» WHAT TO DO
Report only the number of lines holding "xlabel".

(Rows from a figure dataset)
═══
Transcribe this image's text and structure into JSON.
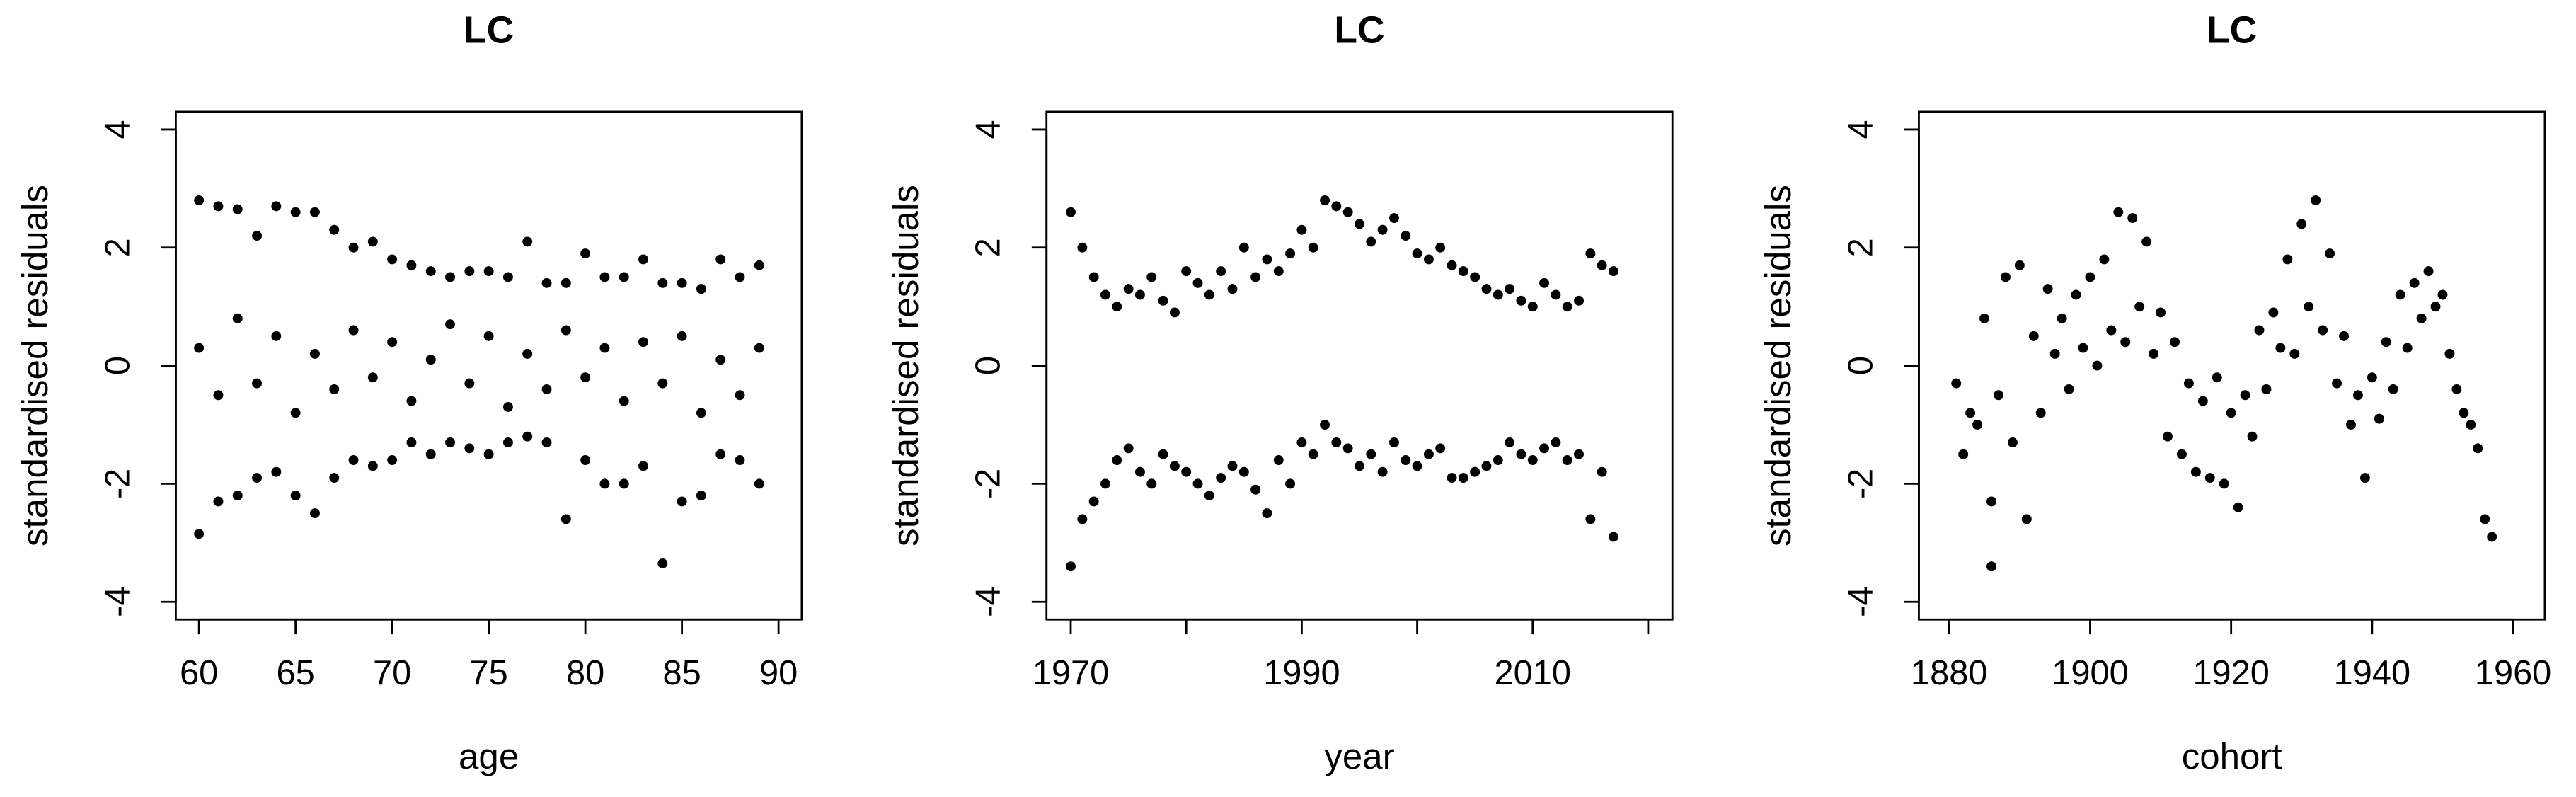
{
  "chart_data": [
    {
      "type": "scatter",
      "title": "LC",
      "xlabel": "age",
      "ylabel": "standardised residuals",
      "color": "#000000",
      "xlim": [
        58.8,
        91.2
      ],
      "ylim": [
        -4.3,
        4.3
      ],
      "xticks": [
        60,
        65,
        70,
        75,
        80,
        85,
        90
      ],
      "yticks": [
        -4,
        -2,
        0,
        2,
        4
      ],
      "x": [
        60,
        60,
        60,
        61,
        61,
        61,
        62,
        62,
        62,
        63,
        63,
        63,
        64,
        64,
        64,
        65,
        65,
        65,
        66,
        66,
        66,
        67,
        67,
        67,
        68,
        68,
        68,
        69,
        69,
        69,
        70,
        70,
        70,
        71,
        71,
        71,
        72,
        72,
        72,
        73,
        73,
        73,
        74,
        74,
        74,
        75,
        75,
        75,
        76,
        76,
        76,
        77,
        77,
        77,
        78,
        78,
        78,
        79,
        79,
        79,
        80,
        80,
        80,
        81,
        81,
        81,
        82,
        82,
        82,
        83,
        83,
        83,
        84,
        84,
        84,
        85,
        85,
        85,
        86,
        86,
        86,
        87,
        87,
        87,
        88,
        88,
        88,
        89,
        89,
        89
      ],
      "values": [
        2.8,
        -2.85,
        0.3,
        2.7,
        -2.3,
        -0.5,
        2.65,
        -2.2,
        0.8,
        2.2,
        -1.9,
        -0.3,
        2.7,
        -1.8,
        0.5,
        2.6,
        -2.2,
        -0.8,
        2.6,
        -2.5,
        0.2,
        2.3,
        -1.9,
        -0.4,
        2.0,
        -1.6,
        0.6,
        2.1,
        -1.7,
        -0.2,
        1.8,
        -1.6,
        0.4,
        1.7,
        -1.3,
        -0.6,
        1.6,
        -1.5,
        0.1,
        1.5,
        -1.3,
        0.7,
        1.6,
        -1.4,
        -0.3,
        1.6,
        -1.5,
        0.5,
        1.5,
        -1.3,
        -0.7,
        2.1,
        -1.2,
        0.2,
        1.4,
        -1.3,
        -0.4,
        1.4,
        -2.6,
        0.6,
        1.9,
        -1.6,
        -0.2,
        1.5,
        -2.0,
        0.3,
        1.5,
        -2.0,
        -0.6,
        1.8,
        -1.7,
        0.4,
        1.4,
        -3.35,
        -0.3,
        1.4,
        -2.3,
        0.5,
        1.3,
        -2.2,
        -0.8,
        1.8,
        -1.5,
        0.1,
        1.5,
        -1.6,
        -0.5,
        1.7,
        -2.0,
        0.3
      ]
    },
    {
      "type": "scatter",
      "title": "LC",
      "xlabel": "year",
      "ylabel": "standardised residuals",
      "color": "#000000",
      "xlim": [
        1967.9,
        2022.1
      ],
      "ylim": [
        -4.3,
        4.3
      ],
      "xticks": [
        1970,
        1990,
        2010
      ],
      "xticks_unlabeled": [
        1980,
        2000,
        2020
      ],
      "yticks": [
        -4,
        -2,
        0,
        2,
        4
      ],
      "x": [
        1970,
        1970,
        1971,
        1971,
        1972,
        1972,
        1973,
        1973,
        1974,
        1974,
        1975,
        1975,
        1976,
        1976,
        1977,
        1977,
        1978,
        1978,
        1979,
        1979,
        1980,
        1980,
        1981,
        1981,
        1982,
        1982,
        1983,
        1983,
        1984,
        1984,
        1985,
        1985,
        1986,
        1986,
        1987,
        1987,
        1988,
        1988,
        1989,
        1989,
        1990,
        1990,
        1991,
        1991,
        1992,
        1992,
        1993,
        1993,
        1994,
        1994,
        1995,
        1995,
        1996,
        1996,
        1997,
        1997,
        1998,
        1998,
        1999,
        1999,
        2000,
        2000,
        2001,
        2001,
        2002,
        2002,
        2003,
        2003,
        2004,
        2004,
        2005,
        2005,
        2006,
        2006,
        2007,
        2007,
        2008,
        2008,
        2009,
        2009,
        2010,
        2010,
        2011,
        2011,
        2012,
        2012,
        2013,
        2013,
        2014,
        2014,
        2015,
        2015,
        2016,
        2016,
        2017,
        2017
      ],
      "values": [
        2.6,
        -3.4,
        2.0,
        -2.6,
        1.5,
        -2.3,
        1.2,
        -2.0,
        1.0,
        -1.6,
        1.3,
        -1.4,
        1.2,
        -1.8,
        1.5,
        -2.0,
        1.1,
        -1.5,
        0.9,
        -1.7,
        1.6,
        -1.8,
        1.4,
        -2.0,
        1.2,
        -2.2,
        1.6,
        -1.9,
        1.3,
        -1.7,
        2.0,
        -1.8,
        1.5,
        -2.1,
        1.8,
        -2.5,
        1.6,
        -1.6,
        1.9,
        -2.0,
        2.3,
        -1.3,
        2.0,
        -1.5,
        2.8,
        -1.0,
        2.7,
        -1.3,
        2.6,
        -1.4,
        2.4,
        -1.7,
        2.1,
        -1.5,
        2.3,
        -1.8,
        2.5,
        -1.3,
        2.2,
        -1.6,
        1.9,
        -1.7,
        1.8,
        -1.5,
        2.0,
        -1.4,
        1.7,
        -1.9,
        1.6,
        -1.9,
        1.5,
        -1.8,
        1.3,
        -1.7,
        1.2,
        -1.6,
        1.3,
        -1.3,
        1.1,
        -1.5,
        1.0,
        -1.6,
        1.4,
        -1.4,
        1.2,
        -1.3,
        1.0,
        -1.6,
        1.1,
        -1.5,
        1.9,
        -2.6,
        1.7,
        -1.8,
        1.6,
        -2.9
      ]
    },
    {
      "type": "scatter",
      "title": "LC",
      "xlabel": "cohort",
      "ylabel": "standardised residuals",
      "color": "#000000",
      "xlim": [
        1875.7,
        1964.5
      ],
      "ylim": [
        -4.3,
        4.3
      ],
      "xticks": [
        1880,
        1900,
        1920,
        1940,
        1960
      ],
      "yticks": [
        -4,
        -2,
        0,
        2,
        4
      ],
      "x": [
        1881,
        1882,
        1883,
        1884,
        1885,
        1886,
        1886,
        1887,
        1888,
        1889,
        1890,
        1891,
        1892,
        1893,
        1894,
        1895,
        1896,
        1897,
        1898,
        1899,
        1900,
        1901,
        1902,
        1903,
        1904,
        1905,
        1906,
        1907,
        1908,
        1909,
        1910,
        1911,
        1912,
        1913,
        1914,
        1915,
        1916,
        1917,
        1918,
        1919,
        1920,
        1921,
        1922,
        1923,
        1924,
        1925,
        1926,
        1927,
        1928,
        1929,
        1930,
        1931,
        1932,
        1933,
        1934,
        1935,
        1936,
        1937,
        1938,
        1939,
        1940,
        1941,
        1942,
        1943,
        1944,
        1945,
        1946,
        1947,
        1948,
        1949,
        1950,
        1951,
        1952,
        1953,
        1954,
        1955,
        1956,
        1957
      ],
      "values": [
        -0.3,
        -1.5,
        -0.8,
        -1.0,
        0.8,
        -3.4,
        -2.3,
        -0.5,
        1.5,
        -1.3,
        1.7,
        -2.6,
        0.5,
        -0.8,
        1.3,
        0.2,
        0.8,
        -0.4,
        1.2,
        0.3,
        1.5,
        0.0,
        1.8,
        0.6,
        2.6,
        0.4,
        2.5,
        1.0,
        2.1,
        0.2,
        0.9,
        -1.2,
        0.4,
        -1.5,
        -0.3,
        -1.8,
        -0.6,
        -1.9,
        -0.2,
        -2.0,
        -0.8,
        -2.4,
        -0.5,
        -1.2,
        0.6,
        -0.4,
        0.9,
        0.3,
        1.8,
        0.2,
        2.4,
        1.0,
        2.8,
        0.6,
        1.9,
        -0.3,
        0.5,
        -1.0,
        -0.5,
        -1.9,
        -0.2,
        -0.9,
        0.4,
        -0.4,
        1.2,
        0.3,
        1.4,
        0.8,
        1.6,
        1.0,
        1.2,
        0.2,
        -0.4,
        -0.8,
        -1.0,
        -1.4,
        -2.6,
        -2.9
      ]
    }
  ]
}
═══
» ANSWER TO THE TASK
3